___ Raw records ___
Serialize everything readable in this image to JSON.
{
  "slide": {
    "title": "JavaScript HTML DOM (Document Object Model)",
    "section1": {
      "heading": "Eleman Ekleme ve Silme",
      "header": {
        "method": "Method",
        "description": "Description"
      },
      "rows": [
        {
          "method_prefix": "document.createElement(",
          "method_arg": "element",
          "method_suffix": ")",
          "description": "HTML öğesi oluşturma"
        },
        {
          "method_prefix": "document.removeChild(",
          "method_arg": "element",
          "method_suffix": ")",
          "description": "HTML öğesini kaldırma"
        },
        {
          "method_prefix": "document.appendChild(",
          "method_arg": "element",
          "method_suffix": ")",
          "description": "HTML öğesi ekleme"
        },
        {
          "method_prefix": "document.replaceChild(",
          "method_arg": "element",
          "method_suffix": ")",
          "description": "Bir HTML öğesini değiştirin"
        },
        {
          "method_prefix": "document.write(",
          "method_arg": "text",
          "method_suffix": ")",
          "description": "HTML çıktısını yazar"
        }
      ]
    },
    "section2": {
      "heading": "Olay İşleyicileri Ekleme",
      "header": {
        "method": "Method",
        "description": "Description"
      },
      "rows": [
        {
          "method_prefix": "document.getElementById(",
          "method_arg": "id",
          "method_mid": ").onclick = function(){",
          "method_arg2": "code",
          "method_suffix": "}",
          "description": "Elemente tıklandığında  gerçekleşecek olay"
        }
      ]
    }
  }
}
___
**Objective**: Print out all the entries precisely as written.

**Written solution**:
Serialize everything readable in this image to JSON.
{
  "slide": {
    "title": "JavaScript HTML DOM (Document Object Model)",
    "section1": {
      "heading": "Eleman Ekleme ve Silme",
      "header": {
        "method": "Method",
        "description": "Description"
      },
      "rows": [
        {
          "method_prefix": "document.createElement(",
          "method_arg": "element",
          "method_suffix": ")",
          "description": "HTML öğesi oluşturma"
        },
        {
          "method_prefix": "document.removeChild(",
          "method_arg": "element",
          "method_suffix": ")",
          "description": "HTML öğesini kaldırma"
        },
        {
          "method_prefix": "document.appendChild(",
          "method_arg": "element",
          "method_suffix": ")",
          "description": "HTML öğesi ekleme"
        },
        {
          "method_prefix": "document.replaceChild(",
          "method_arg": "element",
          "method_suffix": ")",
          "description": "Bir HTML öğesini değiştirin"
        },
        {
          "method_prefix": "document.write(",
          "method_arg": "text",
          "method_suffix": ")",
          "description": "HTML çıktısını yazar"
        }
      ]
    },
    "section2": {
      "heading": "Olay İşleyicileri Ekleme",
      "header": {
        "method": "Method",
        "description": "Description"
      },
      "rows": [
        {
          "method_prefix": "document.getElementById(",
          "method_arg": "id",
          "method_mid": ").onclick = function(){",
          "method_arg2": "code",
          "method_suffix": "}",
          "description": "Elemente tıklandığında  gerçekleşecek olay"
        }
      ]
    }
  }
}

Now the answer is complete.